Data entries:
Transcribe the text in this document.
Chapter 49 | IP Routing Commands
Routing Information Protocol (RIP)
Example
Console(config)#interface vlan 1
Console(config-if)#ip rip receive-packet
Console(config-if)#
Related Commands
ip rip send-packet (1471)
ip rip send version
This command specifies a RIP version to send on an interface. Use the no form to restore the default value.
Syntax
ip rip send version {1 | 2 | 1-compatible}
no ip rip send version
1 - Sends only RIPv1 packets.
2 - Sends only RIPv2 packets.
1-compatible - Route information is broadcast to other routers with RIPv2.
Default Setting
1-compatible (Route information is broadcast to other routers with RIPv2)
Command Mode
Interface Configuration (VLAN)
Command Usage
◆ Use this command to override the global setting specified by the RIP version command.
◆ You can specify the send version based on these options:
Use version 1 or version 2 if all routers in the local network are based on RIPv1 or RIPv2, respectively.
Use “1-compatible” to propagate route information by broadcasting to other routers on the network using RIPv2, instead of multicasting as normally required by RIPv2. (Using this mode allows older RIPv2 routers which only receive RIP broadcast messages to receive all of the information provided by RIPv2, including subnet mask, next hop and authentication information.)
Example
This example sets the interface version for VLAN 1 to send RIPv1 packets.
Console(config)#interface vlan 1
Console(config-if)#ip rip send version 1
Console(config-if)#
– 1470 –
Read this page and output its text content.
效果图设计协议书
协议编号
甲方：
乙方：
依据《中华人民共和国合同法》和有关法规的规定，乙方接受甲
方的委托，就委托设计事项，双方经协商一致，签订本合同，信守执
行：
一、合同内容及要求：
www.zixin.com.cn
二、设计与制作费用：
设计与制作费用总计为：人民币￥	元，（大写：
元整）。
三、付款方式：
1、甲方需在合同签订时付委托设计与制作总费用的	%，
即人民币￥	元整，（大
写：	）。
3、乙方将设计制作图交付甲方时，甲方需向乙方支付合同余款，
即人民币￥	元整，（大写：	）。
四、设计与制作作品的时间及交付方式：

*AIM OF THE TASK:* Across the records, count the lines holding the string "routers". Give the number and stop.

*CORRECT RESPONSE:* 4